Task statement = Please report every line from the material that contains the word "header".
....
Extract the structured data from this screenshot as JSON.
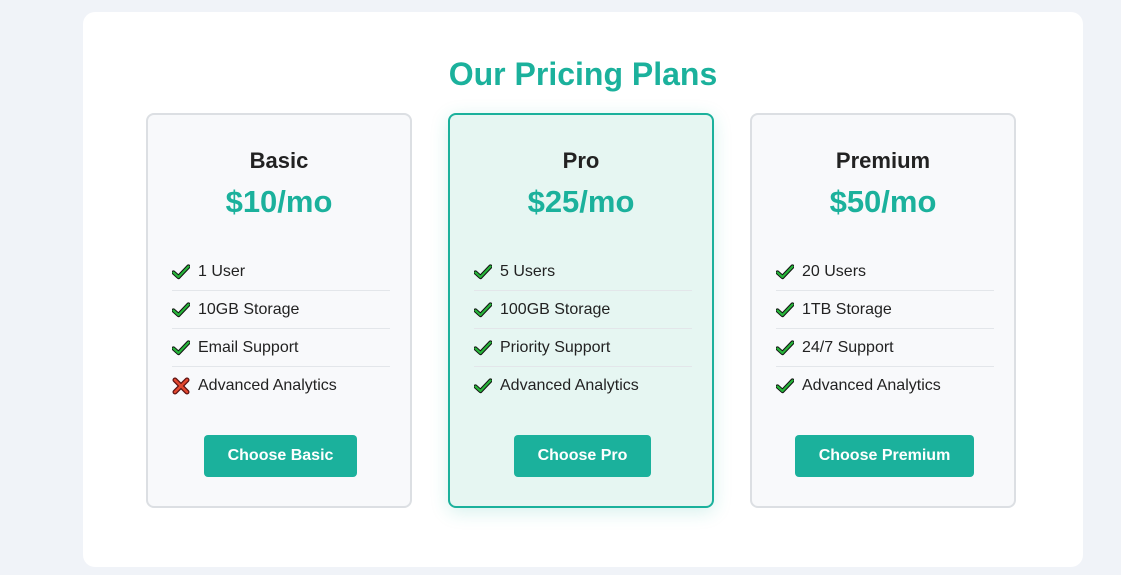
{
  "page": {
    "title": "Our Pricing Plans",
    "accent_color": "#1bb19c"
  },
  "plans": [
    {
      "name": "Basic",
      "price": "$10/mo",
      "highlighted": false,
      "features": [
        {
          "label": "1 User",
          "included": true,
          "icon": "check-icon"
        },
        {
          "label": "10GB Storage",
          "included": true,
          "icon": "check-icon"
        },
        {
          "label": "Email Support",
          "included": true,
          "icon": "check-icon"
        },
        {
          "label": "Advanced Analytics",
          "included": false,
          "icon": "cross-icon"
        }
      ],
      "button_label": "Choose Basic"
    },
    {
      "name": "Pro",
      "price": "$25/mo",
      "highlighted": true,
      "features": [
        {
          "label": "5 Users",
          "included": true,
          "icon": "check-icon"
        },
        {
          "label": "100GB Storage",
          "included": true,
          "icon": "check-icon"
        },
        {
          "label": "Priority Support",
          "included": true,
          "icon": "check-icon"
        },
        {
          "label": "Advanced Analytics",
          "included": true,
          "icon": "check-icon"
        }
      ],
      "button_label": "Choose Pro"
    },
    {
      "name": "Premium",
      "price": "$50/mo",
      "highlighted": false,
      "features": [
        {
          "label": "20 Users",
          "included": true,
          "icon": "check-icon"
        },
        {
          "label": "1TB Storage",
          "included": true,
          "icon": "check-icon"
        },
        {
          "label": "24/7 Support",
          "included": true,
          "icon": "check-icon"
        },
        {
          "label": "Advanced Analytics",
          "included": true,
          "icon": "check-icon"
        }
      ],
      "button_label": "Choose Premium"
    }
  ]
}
....
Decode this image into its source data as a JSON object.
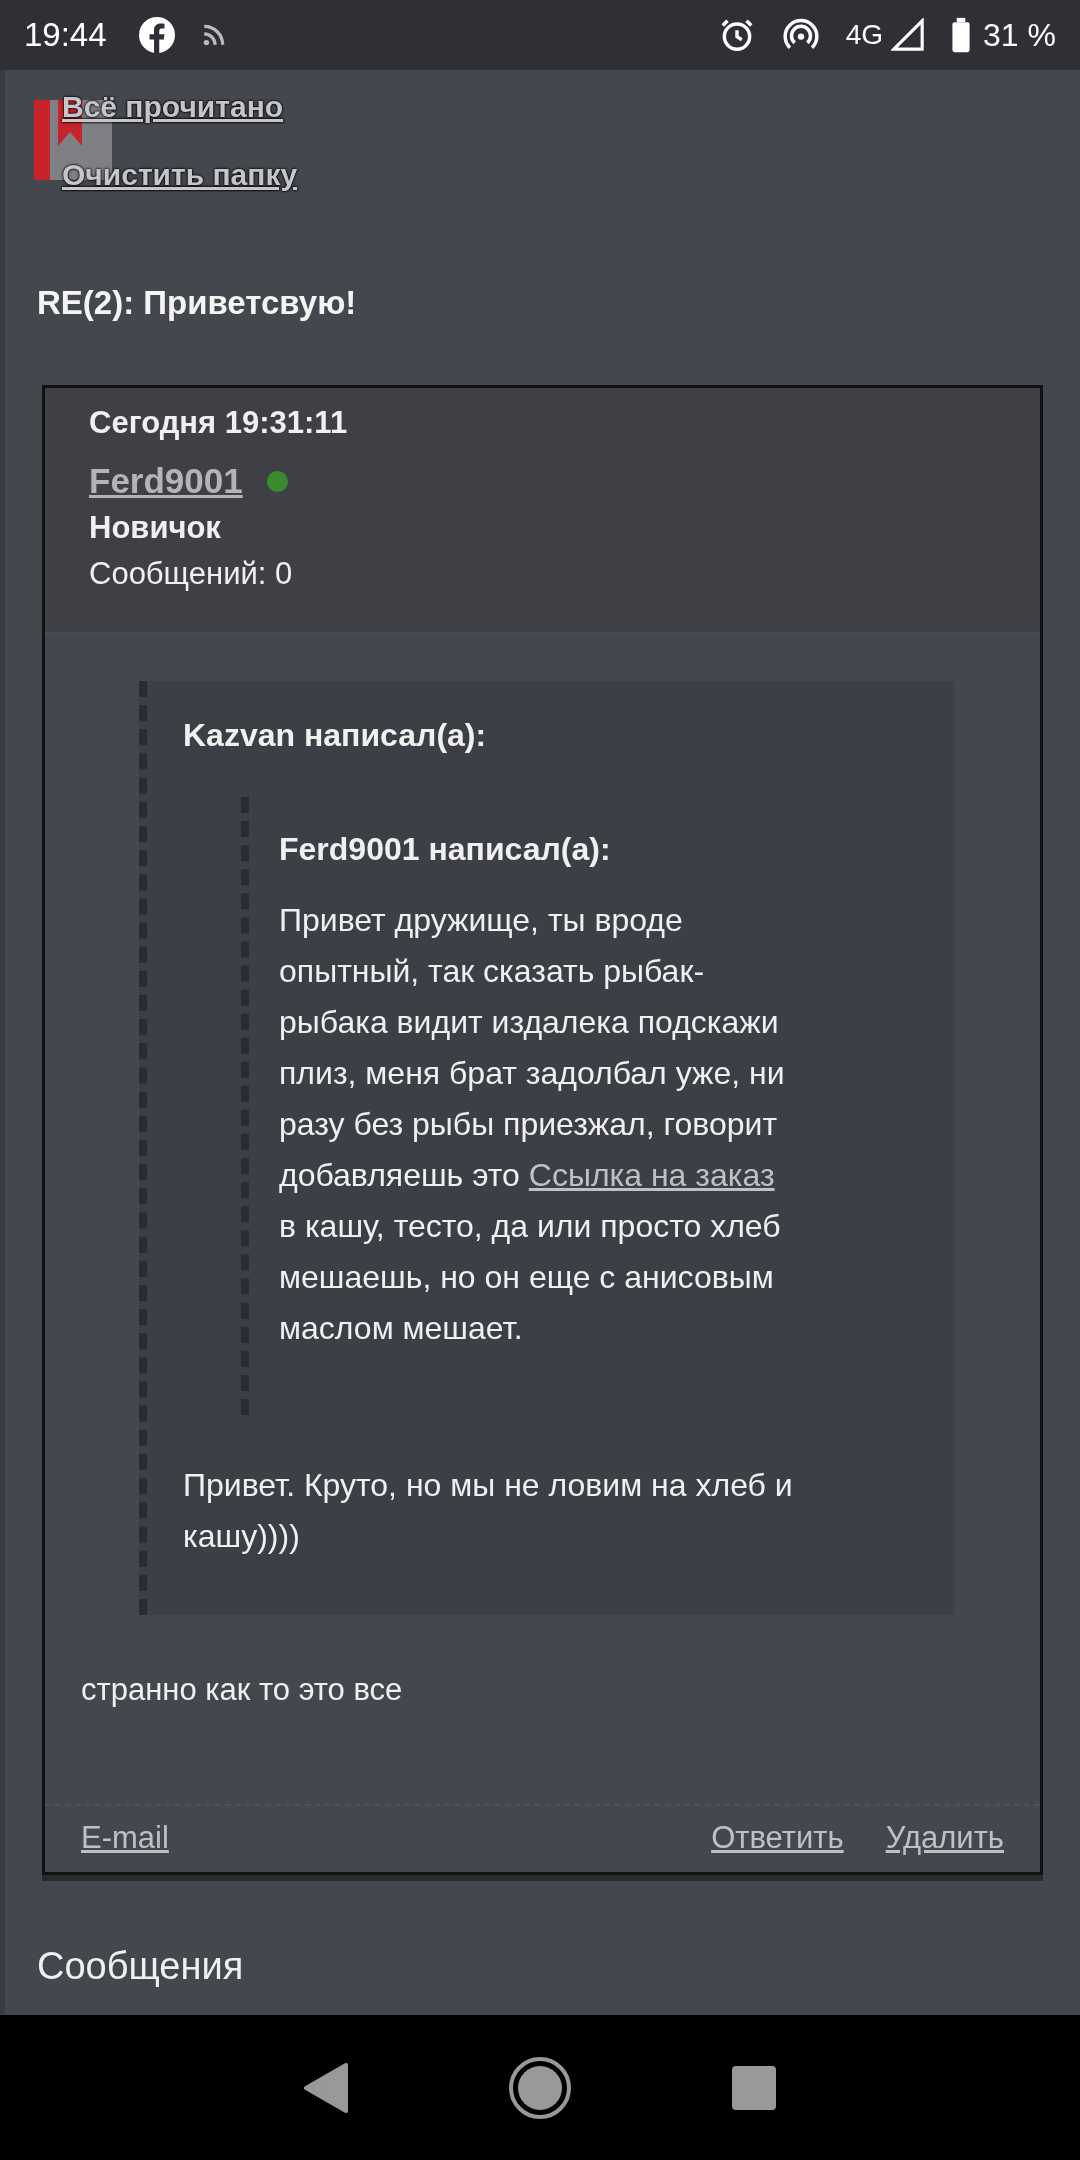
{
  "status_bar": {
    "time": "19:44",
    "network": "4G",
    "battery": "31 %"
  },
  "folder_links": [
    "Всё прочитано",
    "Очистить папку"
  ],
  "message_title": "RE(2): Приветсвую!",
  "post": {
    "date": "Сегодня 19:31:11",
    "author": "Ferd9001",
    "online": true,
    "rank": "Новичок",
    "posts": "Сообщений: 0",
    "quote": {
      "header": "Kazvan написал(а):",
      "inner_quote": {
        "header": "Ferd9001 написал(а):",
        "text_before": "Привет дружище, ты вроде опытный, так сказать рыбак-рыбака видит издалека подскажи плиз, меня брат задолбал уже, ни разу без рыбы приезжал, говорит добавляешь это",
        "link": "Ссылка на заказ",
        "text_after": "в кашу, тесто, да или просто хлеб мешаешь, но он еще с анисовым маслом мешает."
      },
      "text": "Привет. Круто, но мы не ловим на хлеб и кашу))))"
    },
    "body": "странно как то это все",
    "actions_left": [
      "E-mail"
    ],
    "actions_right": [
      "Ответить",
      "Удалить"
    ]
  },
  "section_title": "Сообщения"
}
....
Response below =
      "header": "Kazvan написал(а):",
        "header": "Ferd9001 написал(а):",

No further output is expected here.